__THE DATA__:

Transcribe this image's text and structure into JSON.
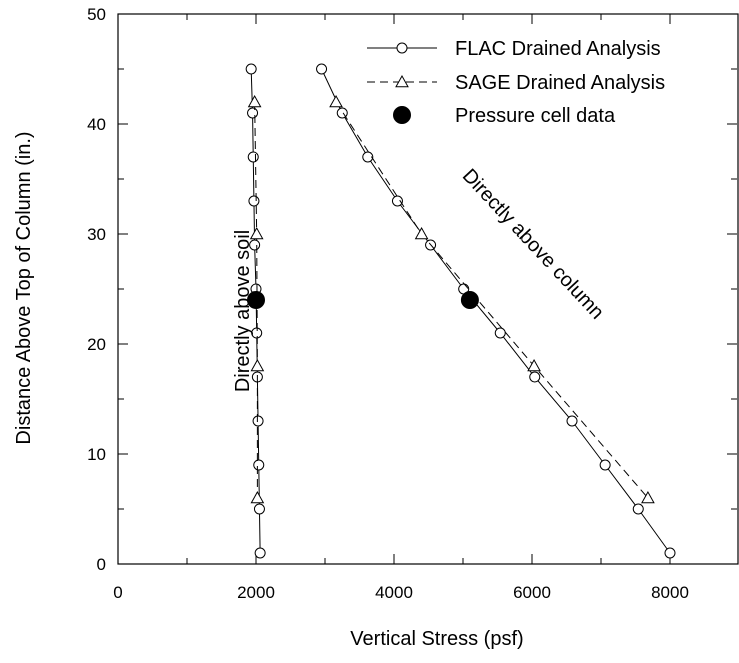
{
  "chart_data": {
    "type": "scatter",
    "xlabel": "Vertical Stress (psf)",
    "ylabel": "Distance Above Top of Column (in.)",
    "xlim": [
      0,
      9000
    ],
    "ylim": [
      0,
      50
    ],
    "x_ticks": [
      0,
      2000,
      4000,
      6000,
      8000
    ],
    "y_ticks": [
      0,
      10,
      20,
      30,
      40,
      50
    ],
    "grid": false,
    "legend_position": "top-right",
    "series": [
      {
        "name": "FLAC Drained Analysis",
        "marker": "open-circle",
        "line": "solid",
        "color": "#000000",
        "groups": [
          {
            "label": "Directly above soil",
            "points": [
              [
                1930,
                45
              ],
              [
                1950,
                41
              ],
              [
                1960,
                37
              ],
              [
                1970,
                33
              ],
              [
                1980,
                29
              ],
              [
                2000,
                25
              ],
              [
                2010,
                21
              ],
              [
                2020,
                17
              ],
              [
                2030,
                13
              ],
              [
                2040,
                9
              ],
              [
                2050,
                5
              ],
              [
                2060,
                1
              ]
            ]
          },
          {
            "label": "Directly above column",
            "points": [
              [
                2950,
                45
              ],
              [
                3250,
                41
              ],
              [
                3620,
                37
              ],
              [
                4050,
                33
              ],
              [
                4530,
                29
              ],
              [
                5010,
                25
              ],
              [
                5540,
                21
              ],
              [
                6040,
                17
              ],
              [
                6580,
                13
              ],
              [
                7060,
                9
              ],
              [
                7540,
                5
              ],
              [
                8000,
                1
              ]
            ]
          }
        ]
      },
      {
        "name": "SAGE Drained Analysis",
        "marker": "open-triangle",
        "line": "dashed",
        "color": "#000000",
        "groups": [
          {
            "label": "Directly above soil",
            "points": [
              [
                1980,
                42
              ],
              [
                2010,
                30
              ],
              [
                2020,
                18
              ],
              [
                2020,
                6
              ]
            ]
          },
          {
            "label": "Directly above column",
            "points": [
              [
                3160,
                42
              ],
              [
                4400,
                30
              ],
              [
                6030,
                18
              ],
              [
                7680,
                6
              ]
            ]
          }
        ]
      },
      {
        "name": "Pressure cell data",
        "marker": "filled-circle",
        "line": "none",
        "color": "#000000",
        "groups": [
          {
            "label": "",
            "points": [
              [
                2000,
                24
              ],
              [
                5100,
                24
              ]
            ]
          }
        ]
      }
    ],
    "annotations": [
      {
        "text": "Directly above soil",
        "x": 1900,
        "y": 23,
        "rotation": -90
      },
      {
        "text": "Directly above column",
        "x": 5950,
        "y": 28.7,
        "rotation": 47
      }
    ]
  }
}
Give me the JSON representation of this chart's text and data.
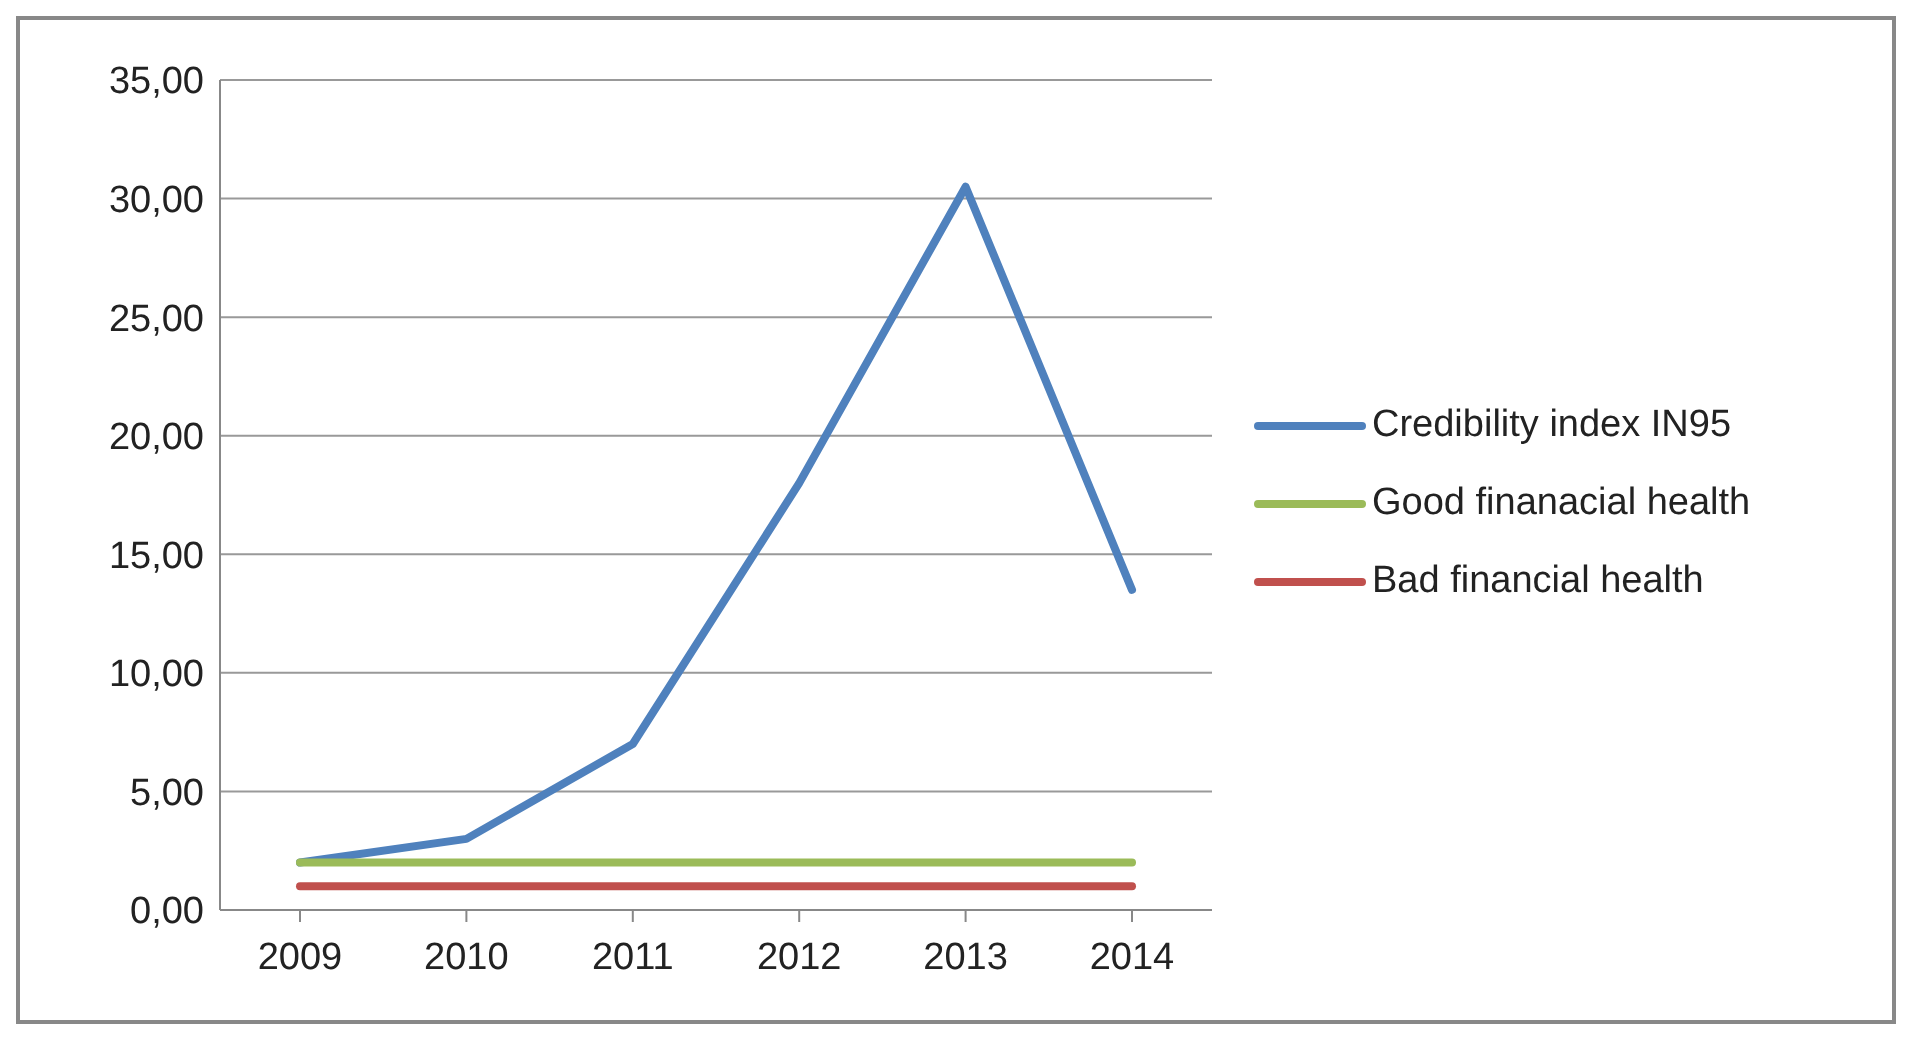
{
  "chart_data": {
    "type": "line",
    "categories": [
      "2009",
      "2010",
      "2011",
      "2012",
      "2013",
      "2014"
    ],
    "series": [
      {
        "name": "Credibility index IN95",
        "color": "#4f81bd",
        "values": [
          2.0,
          3.0,
          7.0,
          18.0,
          30.5,
          13.5
        ]
      },
      {
        "name": "Good finanacial health",
        "color": "#9bbb59",
        "values": [
          2,
          2,
          2,
          2,
          2,
          2
        ]
      },
      {
        "name": "Bad financial health",
        "color": "#c0504d",
        "values": [
          1,
          1,
          1,
          1,
          1,
          1
        ]
      }
    ],
    "ylim": [
      0,
      35
    ],
    "yticks": [
      {
        "value": 0,
        "label": "0,00"
      },
      {
        "value": 5,
        "label": "5,00"
      },
      {
        "value": 10,
        "label": "10,00"
      },
      {
        "value": 15,
        "label": "15,00"
      },
      {
        "value": 20,
        "label": "20,00"
      },
      {
        "value": 25,
        "label": "25,00"
      },
      {
        "value": 30,
        "label": "30,00"
      },
      {
        "value": 35,
        "label": "35,00"
      }
    ],
    "grid": "y",
    "legend": "right",
    "marker": "none",
    "line_style": "solid"
  }
}
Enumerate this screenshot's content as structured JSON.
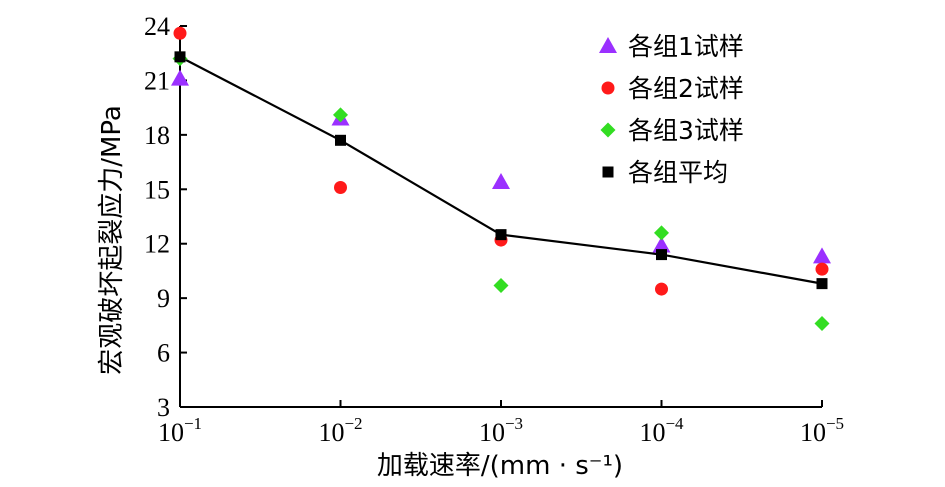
{
  "chart_data": {
    "type": "scatter",
    "title": "",
    "xlabel": "加载速率/(mm · s⁻¹)",
    "ylabel": "宏观破坏起裂应力/MPa",
    "x_ticks": [
      {
        "base": "10",
        "exp": "−1"
      },
      {
        "base": "10",
        "exp": "−2"
      },
      {
        "base": "10",
        "exp": "−3"
      },
      {
        "base": "10",
        "exp": "−4"
      },
      {
        "base": "10",
        "exp": "−5"
      }
    ],
    "x": [
      0.1,
      0.01,
      0.001,
      0.0001,
      1e-05
    ],
    "x_scale": "log (reversed)",
    "y_ticks": [
      "3",
      "6",
      "9",
      "12",
      "15",
      "18",
      "21",
      "24"
    ],
    "ylim": [
      3,
      24
    ],
    "grid": false,
    "legend_position": "top-right",
    "series": [
      {
        "name": "各组1试样",
        "marker": "triangle",
        "color": "#9b30ff",
        "values": [
          21.1,
          18.9,
          15.4,
          11.9,
          11.3
        ]
      },
      {
        "name": "各组2试样",
        "marker": "circle",
        "color": "#ff1a1a",
        "values": [
          23.6,
          15.1,
          12.2,
          9.5,
          10.6
        ]
      },
      {
        "name": "各组3试样",
        "marker": "diamond",
        "color": "#33dd22",
        "values": [
          22.2,
          19.1,
          9.7,
          12.6,
          7.6
        ]
      },
      {
        "name": "各组平均",
        "marker": "square",
        "color": "#000000",
        "line": true,
        "values": [
          22.3,
          17.7,
          12.5,
          11.4,
          9.8
        ]
      }
    ]
  }
}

__TASK DESCRIPTION__:
Give all the lines above again, character for character, without pictures.

__IN RESPONSE__:
Transcribe this image's text and structure into JSON.
{
  "chart_data": {
    "type": "scatter",
    "xlabel": "Vertical Stress (psf)",
    "ylabel": "Distance Above Top of Column (in.)",
    "xlim": [
      0,
      9000
    ],
    "ylim": [
      0,
      50
    ],
    "x_ticks": [
      0,
      2000,
      4000,
      6000,
      8000
    ],
    "y_ticks": [
      0,
      10,
      20,
      30,
      40,
      50
    ],
    "grid": false,
    "legend_position": "top-right",
    "series": [
      {
        "name": "FLAC Drained Analysis",
        "marker": "open-circle",
        "line": "solid",
        "color": "#000000",
        "groups": [
          {
            "label": "Directly above soil",
            "points": [
              [
                1930,
                45
              ],
              [
                1950,
                41
              ],
              [
                1960,
                37
              ],
              [
                1970,
                33
              ],
              [
                1980,
                29
              ],
              [
                2000,
                25
              ],
              [
                2010,
                21
              ],
              [
                2020,
                17
              ],
              [
                2030,
                13
              ],
              [
                2040,
                9
              ],
              [
                2050,
                5
              ],
              [
                2060,
                1
              ]
            ]
          },
          {
            "label": "Directly above column",
            "points": [
              [
                2950,
                45
              ],
              [
                3250,
                41
              ],
              [
                3620,
                37
              ],
              [
                4050,
                33
              ],
              [
                4530,
                29
              ],
              [
                5010,
                25
              ],
              [
                5540,
                21
              ],
              [
                6040,
                17
              ],
              [
                6580,
                13
              ],
              [
                7060,
                9
              ],
              [
                7540,
                5
              ],
              [
                8000,
                1
              ]
            ]
          }
        ]
      },
      {
        "name": "SAGE Drained Analysis",
        "marker": "open-triangle",
        "line": "dashed",
        "color": "#000000",
        "groups": [
          {
            "label": "Directly above soil",
            "points": [
              [
                1980,
                42
              ],
              [
                2010,
                30
              ],
              [
                2020,
                18
              ],
              [
                2020,
                6
              ]
            ]
          },
          {
            "label": "Directly above column",
            "points": [
              [
                3160,
                42
              ],
              [
                4400,
                30
              ],
              [
                6030,
                18
              ],
              [
                7680,
                6
              ]
            ]
          }
        ]
      },
      {
        "name": "Pressure cell data",
        "marker": "filled-circle",
        "line": "none",
        "color": "#000000",
        "groups": [
          {
            "label": "",
            "points": [
              [
                2000,
                24
              ],
              [
                5100,
                24
              ]
            ]
          }
        ]
      }
    ],
    "annotations": [
      {
        "text": "Directly above soil",
        "x": 1900,
        "y": 23,
        "rotation": -90
      },
      {
        "text": "Directly above column",
        "x": 5950,
        "y": 28.7,
        "rotation": 47
      }
    ]
  }
}
Give me the JSON representation of this chart's text and data.
{
  "chart_data": {
    "type": "line",
    "categories": [
      "2009",
      "2010",
      "2011",
      "2012",
      "2013",
      "2014"
    ],
    "series": [
      {
        "name": "Credibility index IN95",
        "color": "#4f81bd",
        "values": [
          2.0,
          3.0,
          7.0,
          18.0,
          30.5,
          13.5
        ]
      },
      {
        "name": "Good finanacial health",
        "color": "#9bbb59",
        "values": [
          2,
          2,
          2,
          2,
          2,
          2
        ]
      },
      {
        "name": "Bad financial health",
        "color": "#c0504d",
        "values": [
          1,
          1,
          1,
          1,
          1,
          1
        ]
      }
    ],
    "ylim": [
      0,
      35
    ],
    "yticks": [
      {
        "value": 0,
        "label": "0,00"
      },
      {
        "value": 5,
        "label": "5,00"
      },
      {
        "value": 10,
        "label": "10,00"
      },
      {
        "value": 15,
        "label": "15,00"
      },
      {
        "value": 20,
        "label": "20,00"
      },
      {
        "value": 25,
        "label": "25,00"
      },
      {
        "value": 30,
        "label": "30,00"
      },
      {
        "value": 35,
        "label": "35,00"
      }
    ],
    "grid": "y",
    "legend": "right",
    "marker": "none",
    "line_style": "solid"
  }
}
Enumerate this screenshot's content as structured JSON.
{
  "chart_data": {
    "type": "scatter",
    "title": "",
    "xlabel": "加载速率/(mm · s⁻¹)",
    "ylabel": "宏观破坏起裂应力/MPa",
    "x_ticks": [
      {
        "base": "10",
        "exp": "−1"
      },
      {
        "base": "10",
        "exp": "−2"
      },
      {
        "base": "10",
        "exp": "−3"
      },
      {
        "base": "10",
        "exp": "−4"
      },
      {
        "base": "10",
        "exp": "−5"
      }
    ],
    "x": [
      0.1,
      0.01,
      0.001,
      0.0001,
      1e-05
    ],
    "x_scale": "log (reversed)",
    "y_ticks": [
      "3",
      "6",
      "9",
      "12",
      "15",
      "18",
      "21",
      "24"
    ],
    "ylim": [
      3,
      24
    ],
    "grid": false,
    "legend_position": "top-right",
    "series": [
      {
        "name": "各组1试样",
        "marker": "triangle",
        "color": "#9b30ff",
        "values": [
          21.1,
          18.9,
          15.4,
          11.9,
          11.3
        ]
      },
      {
        "name": "各组2试样",
        "marker": "circle",
        "color": "#ff1a1a",
        "values": [
          23.6,
          15.1,
          12.2,
          9.5,
          10.6
        ]
      },
      {
        "name": "各组3试样",
        "marker": "diamond",
        "color": "#33dd22",
        "values": [
          22.2,
          19.1,
          9.7,
          12.6,
          7.6
        ]
      },
      {
        "name": "各组平均",
        "marker": "square",
        "color": "#000000",
        "line": true,
        "values": [
          22.3,
          17.7,
          12.5,
          11.4,
          9.8
        ]
      }
    ]
  }
}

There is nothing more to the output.